Task = Copy word for word the line containing "Enumerate this screenshot's" together with all lines following it to the end of the listing below, without the pictures.

Figure record extracts:

——————————

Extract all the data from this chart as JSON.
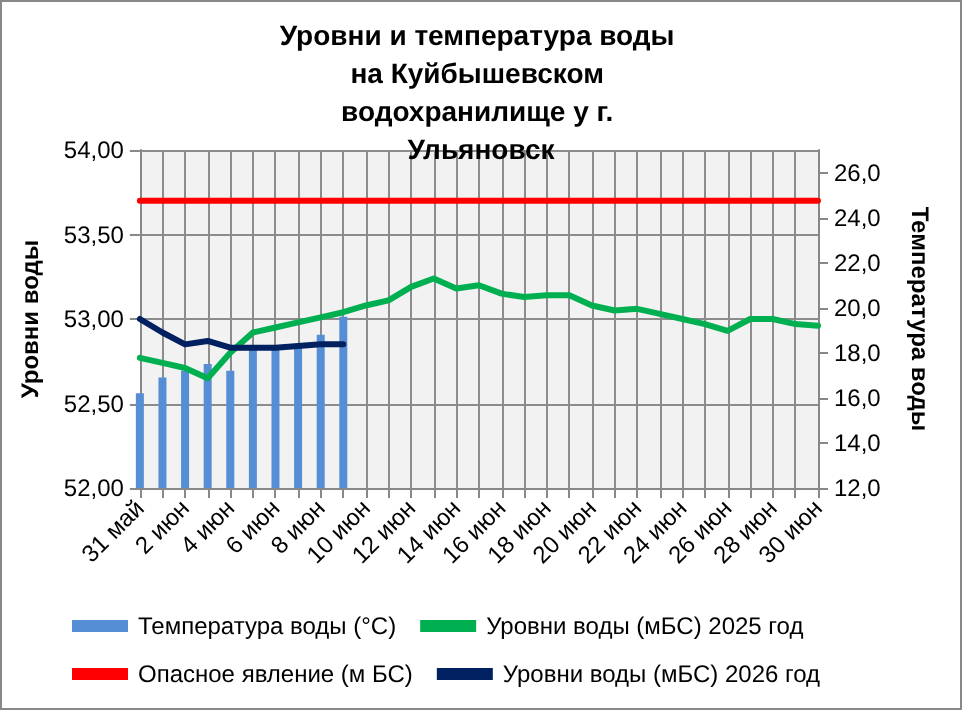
{
  "chart_data": {
    "type": "line",
    "title": "Уровни и температура воды на Куйбышевском водохранилище у г. Ульяновск",
    "ylabel": "Уровни воды",
    "y2label": "Температура воды",
    "categories": [
      "31 май",
      null,
      "2 июн",
      null,
      "4 июн",
      null,
      "6 июн",
      null,
      "8 июн",
      null,
      "10 июн",
      null,
      "12 июн",
      null,
      "14 июн",
      null,
      "16 июн",
      null,
      "18 июн",
      null,
      "20 июн",
      null,
      "22 июн",
      null,
      "24 июн",
      null,
      "26 июн",
      null,
      "28 июн",
      null,
      "30 июн"
    ],
    "series": [
      {
        "name": "Температура воды (°C)",
        "type": "bar",
        "axis": "y2",
        "color": "#558ed5",
        "values": [
          16.2,
          16.9,
          17.2,
          17.5,
          17.2,
          18.2,
          18.2,
          18.4,
          18.8,
          19.6,
          null,
          null,
          null,
          null,
          null,
          null,
          null,
          null,
          null,
          null,
          null,
          null,
          null,
          null,
          null,
          null,
          null,
          null,
          null,
          null,
          null
        ]
      },
      {
        "name": "Уровни воды (мБС) 2025 год",
        "color": "#00b050",
        "values": [
          52.77,
          52.74,
          52.71,
          52.65,
          52.8,
          52.92,
          52.95,
          52.98,
          53.01,
          53.04,
          53.08,
          53.11,
          53.19,
          53.24,
          53.18,
          53.2,
          53.15,
          53.13,
          53.14,
          53.14,
          53.08,
          53.05,
          53.06,
          53.03,
          53.0,
          52.97,
          52.93,
          53.0,
          53.0,
          52.97,
          52.96
        ]
      },
      {
        "name": "Опасное явление (м БС)",
        "color": "#ff0000",
        "values": [
          53.7,
          53.7,
          53.7,
          53.7,
          53.7,
          53.7,
          53.7,
          53.7,
          53.7,
          53.7,
          53.7,
          53.7,
          53.7,
          53.7,
          53.7,
          53.7,
          53.7,
          53.7,
          53.7,
          53.7,
          53.7,
          53.7,
          53.7,
          53.7,
          53.7,
          53.7,
          53.7,
          53.7,
          53.7,
          53.7,
          53.7
        ]
      },
      {
        "name": "Уровни воды (мБС) 2026 год",
        "color": "#002060",
        "values": [
          53.0,
          52.92,
          52.85,
          52.87,
          52.83,
          52.83,
          52.83,
          52.84,
          52.85,
          52.85,
          null,
          null,
          null,
          null,
          null,
          null,
          null,
          null,
          null,
          null,
          null,
          null,
          null,
          null,
          null,
          null,
          null,
          null,
          null,
          null,
          null
        ]
      }
    ],
    "ylim": [
      52,
      54
    ],
    "yticks": [
      {
        "value": 52,
        "label": "52,00"
      },
      {
        "value": 52.5,
        "label": "52,50"
      },
      {
        "value": 53,
        "label": "53,00"
      },
      {
        "value": 53.5,
        "label": "53,50"
      },
      {
        "value": 54,
        "label": "54,00"
      }
    ],
    "y2lim": [
      12,
      27
    ],
    "y2ticks": [
      {
        "value": 12,
        "label": "12,0"
      },
      {
        "value": 14,
        "label": "14,0"
      },
      {
        "value": 16,
        "label": "16,0"
      },
      {
        "value": 18,
        "label": "18,0"
      },
      {
        "value": 20,
        "label": "20,0"
      },
      {
        "value": 22,
        "label": "22,0"
      },
      {
        "value": 24,
        "label": "24,0"
      },
      {
        "value": 26,
        "label": "26,0"
      }
    ],
    "grid": true,
    "legend": "bottom",
    "marker": "none",
    "line_style": "solid"
  }
}
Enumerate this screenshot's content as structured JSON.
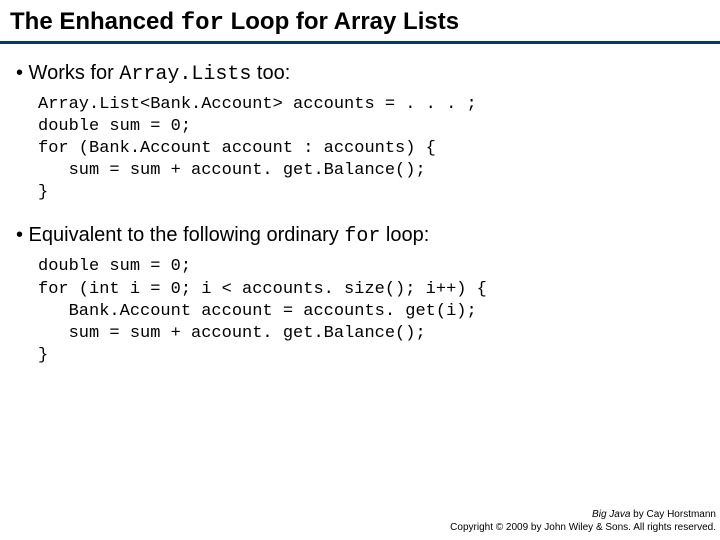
{
  "colors": {
    "title_underline": "#0b3866",
    "text": "#000000"
  },
  "title": {
    "pre": "The Enhanced ",
    "mono": "for",
    "post": " Loop for Array Lists",
    "fontsize": 24
  },
  "bullet1": {
    "pre": "• Works for ",
    "mono": "Array.Lists",
    "post": " too:"
  },
  "code1": "Array.List<Bank.Account> accounts = . . . ;\ndouble sum = 0;\nfor (Bank.Account account : accounts) {\n   sum = sum + account. get.Balance();\n}",
  "bullet2": {
    "pre": "• Equivalent to the following ordinary ",
    "mono": "for",
    "post": " loop:"
  },
  "code2": "double sum = 0;\nfor (int i = 0; i < accounts. size(); i++) {\n   Bank.Account account = accounts. get(i);\n   sum = sum + account. get.Balance();\n}",
  "footer": {
    "book_title": "Big Java",
    "by": " by Cay Horstmann",
    "copyright": "Copyright © 2009 by John Wiley & Sons.  All rights reserved."
  }
}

——————————

Reply =
Enumerate this screenshot's content as structured JSON.
{
  "colors": {
    "title_underline": "#0b3866",
    "text": "#000000"
  },
  "title": {
    "pre": "The Enhanced ",
    "mono": "for",
    "post": " Loop for Array Lists",
    "fontsize": 24
  },
  "bullet1": {
    "pre": "• Works for ",
    "mono": "Array.Lists",
    "post": " too:"
  },
  "code1": "Array.List<Bank.Account> accounts = . . . ;\ndouble sum = 0;\nfor (Bank.Account account : accounts) {\n   sum = sum + account. get.Balance();\n}",
  "bullet2": {
    "pre": "• Equivalent to the following ordinary ",
    "mono": "for",
    "post": " loop:"
  },
  "code2": "double sum = 0;\nfor (int i = 0; i < accounts. size(); i++) {\n   Bank.Account account = accounts. get(i);\n   sum = sum + account. get.Balance();\n}",
  "footer": {
    "book_title": "Big Java",
    "by": " by Cay Horstmann",
    "copyright": "Copyright © 2009 by John Wiley & Sons.  All rights reserved."
  }
}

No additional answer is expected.